Stored data:
□ □ □ □ □

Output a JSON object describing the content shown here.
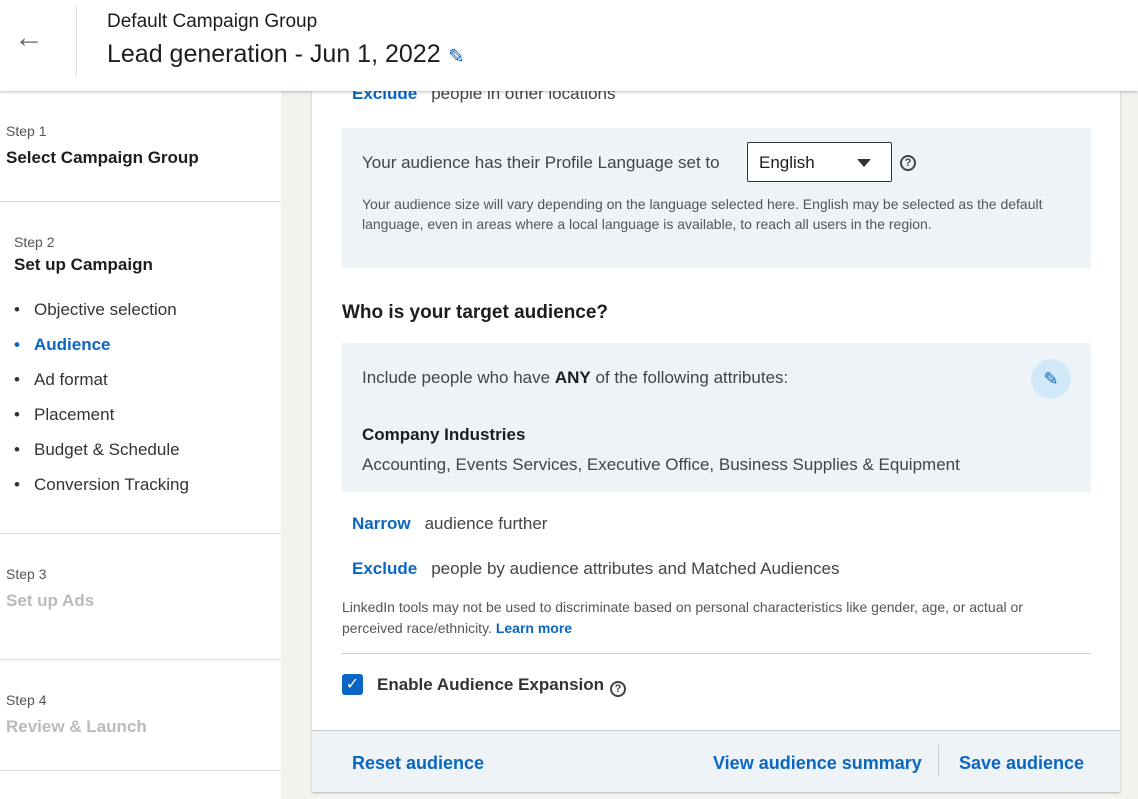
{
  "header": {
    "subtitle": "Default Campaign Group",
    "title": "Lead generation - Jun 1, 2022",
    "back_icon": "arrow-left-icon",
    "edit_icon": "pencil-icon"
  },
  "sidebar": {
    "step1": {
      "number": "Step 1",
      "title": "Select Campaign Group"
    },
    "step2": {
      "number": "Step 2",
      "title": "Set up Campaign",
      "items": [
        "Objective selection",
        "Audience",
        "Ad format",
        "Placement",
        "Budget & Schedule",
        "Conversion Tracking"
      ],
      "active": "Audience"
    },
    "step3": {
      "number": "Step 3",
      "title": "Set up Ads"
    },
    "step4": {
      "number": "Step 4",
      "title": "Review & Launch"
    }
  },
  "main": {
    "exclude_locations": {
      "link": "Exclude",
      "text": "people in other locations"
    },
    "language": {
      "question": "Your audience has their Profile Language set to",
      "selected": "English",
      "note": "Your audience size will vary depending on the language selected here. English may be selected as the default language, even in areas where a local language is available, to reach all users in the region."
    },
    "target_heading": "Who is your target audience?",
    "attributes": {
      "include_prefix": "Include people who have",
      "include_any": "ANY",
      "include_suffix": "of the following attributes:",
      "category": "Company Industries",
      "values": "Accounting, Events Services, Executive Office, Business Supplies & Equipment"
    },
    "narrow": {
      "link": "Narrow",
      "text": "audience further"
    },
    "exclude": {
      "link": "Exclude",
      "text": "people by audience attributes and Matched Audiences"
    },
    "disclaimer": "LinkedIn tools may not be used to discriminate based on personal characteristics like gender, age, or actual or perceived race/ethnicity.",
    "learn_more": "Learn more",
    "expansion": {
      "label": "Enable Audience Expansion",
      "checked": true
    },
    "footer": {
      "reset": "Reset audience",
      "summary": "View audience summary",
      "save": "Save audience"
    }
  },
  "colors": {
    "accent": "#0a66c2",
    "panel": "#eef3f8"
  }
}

□ □ □ □ □

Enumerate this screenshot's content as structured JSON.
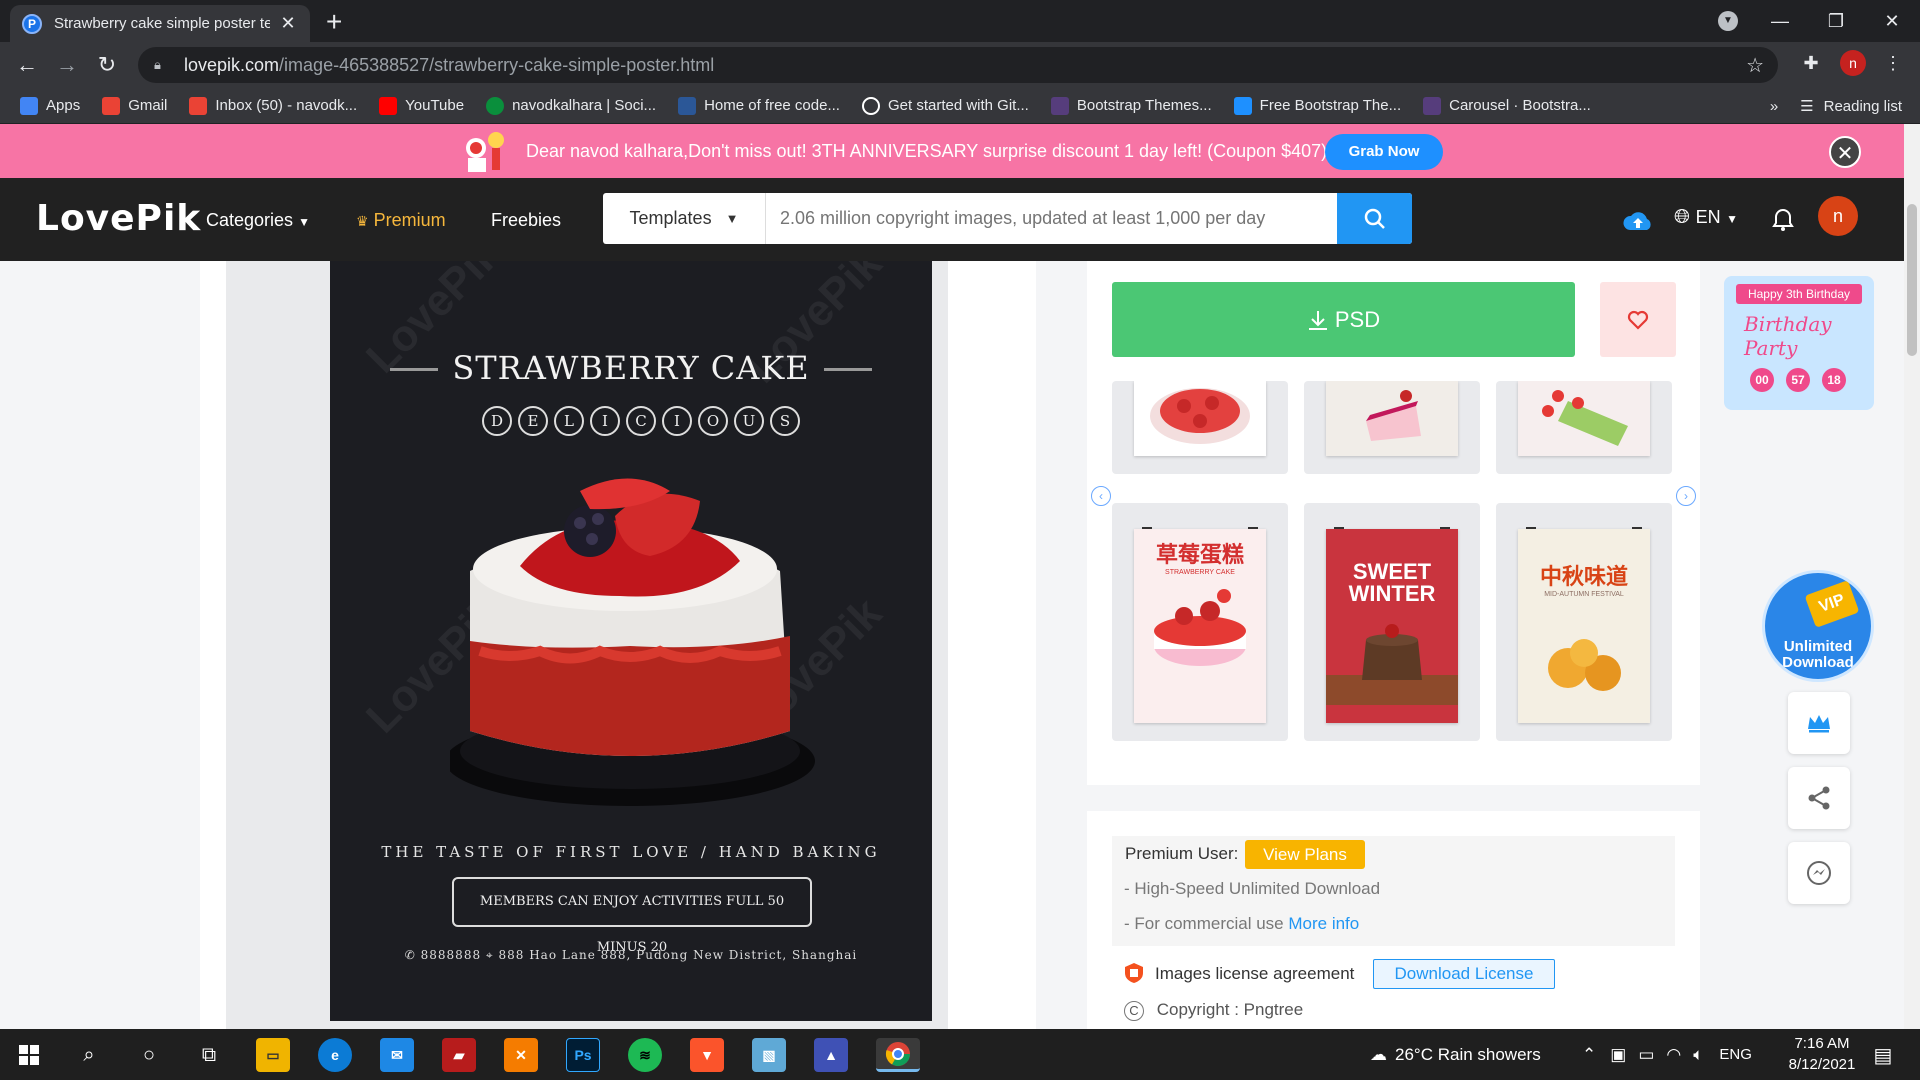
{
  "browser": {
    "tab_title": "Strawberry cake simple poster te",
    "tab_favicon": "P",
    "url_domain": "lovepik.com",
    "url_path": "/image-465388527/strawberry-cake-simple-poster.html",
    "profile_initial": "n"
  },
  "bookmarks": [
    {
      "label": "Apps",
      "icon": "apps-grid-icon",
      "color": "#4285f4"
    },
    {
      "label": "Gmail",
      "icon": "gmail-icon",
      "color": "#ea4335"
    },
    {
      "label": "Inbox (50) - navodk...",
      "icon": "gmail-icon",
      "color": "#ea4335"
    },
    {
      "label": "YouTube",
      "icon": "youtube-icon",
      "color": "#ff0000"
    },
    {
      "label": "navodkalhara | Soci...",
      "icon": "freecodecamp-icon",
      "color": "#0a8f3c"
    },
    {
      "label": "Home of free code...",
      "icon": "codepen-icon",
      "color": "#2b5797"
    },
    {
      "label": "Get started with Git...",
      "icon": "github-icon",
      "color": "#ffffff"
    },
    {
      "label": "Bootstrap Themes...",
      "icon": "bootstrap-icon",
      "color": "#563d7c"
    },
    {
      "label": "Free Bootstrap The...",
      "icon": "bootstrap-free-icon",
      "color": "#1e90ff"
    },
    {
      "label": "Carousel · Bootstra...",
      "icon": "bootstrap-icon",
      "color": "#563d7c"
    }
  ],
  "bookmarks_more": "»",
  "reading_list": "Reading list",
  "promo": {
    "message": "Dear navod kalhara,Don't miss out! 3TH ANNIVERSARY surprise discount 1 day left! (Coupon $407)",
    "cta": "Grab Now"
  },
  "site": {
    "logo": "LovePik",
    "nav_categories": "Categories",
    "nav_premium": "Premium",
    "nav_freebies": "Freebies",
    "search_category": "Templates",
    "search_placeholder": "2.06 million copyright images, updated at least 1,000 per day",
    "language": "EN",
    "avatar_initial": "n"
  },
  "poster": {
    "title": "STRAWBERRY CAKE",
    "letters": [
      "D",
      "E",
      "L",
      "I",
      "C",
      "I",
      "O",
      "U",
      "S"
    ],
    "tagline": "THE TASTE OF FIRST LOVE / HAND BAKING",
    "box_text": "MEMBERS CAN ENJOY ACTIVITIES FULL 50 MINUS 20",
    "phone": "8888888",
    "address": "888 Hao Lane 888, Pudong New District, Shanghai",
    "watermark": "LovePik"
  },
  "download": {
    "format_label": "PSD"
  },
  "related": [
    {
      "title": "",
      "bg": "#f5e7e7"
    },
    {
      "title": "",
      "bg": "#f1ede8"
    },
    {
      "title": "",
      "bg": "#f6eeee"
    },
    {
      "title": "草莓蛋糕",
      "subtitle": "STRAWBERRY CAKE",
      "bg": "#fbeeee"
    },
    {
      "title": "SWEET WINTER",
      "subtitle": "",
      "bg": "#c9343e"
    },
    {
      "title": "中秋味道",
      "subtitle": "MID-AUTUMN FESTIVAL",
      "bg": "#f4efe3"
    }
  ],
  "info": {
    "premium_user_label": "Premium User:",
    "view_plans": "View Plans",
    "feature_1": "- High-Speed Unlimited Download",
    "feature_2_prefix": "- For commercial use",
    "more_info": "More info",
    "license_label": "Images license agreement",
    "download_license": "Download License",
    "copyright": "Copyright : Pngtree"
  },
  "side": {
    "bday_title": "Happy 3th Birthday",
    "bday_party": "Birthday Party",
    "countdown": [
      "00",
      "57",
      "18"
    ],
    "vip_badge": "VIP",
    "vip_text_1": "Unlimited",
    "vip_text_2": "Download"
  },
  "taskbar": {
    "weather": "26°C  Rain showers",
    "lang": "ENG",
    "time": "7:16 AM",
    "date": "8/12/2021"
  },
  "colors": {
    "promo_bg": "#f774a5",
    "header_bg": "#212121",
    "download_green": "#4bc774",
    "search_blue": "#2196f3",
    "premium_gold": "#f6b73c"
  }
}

□ □ □ □ □

__Task directions__. Look through the data above. Copy every line with the string "people" in it.

__Exercise result__.
      "text": "people in other locations"
      "include_prefix": "Include people who have",
      "text": "people by audience attributes and Matched Audiences"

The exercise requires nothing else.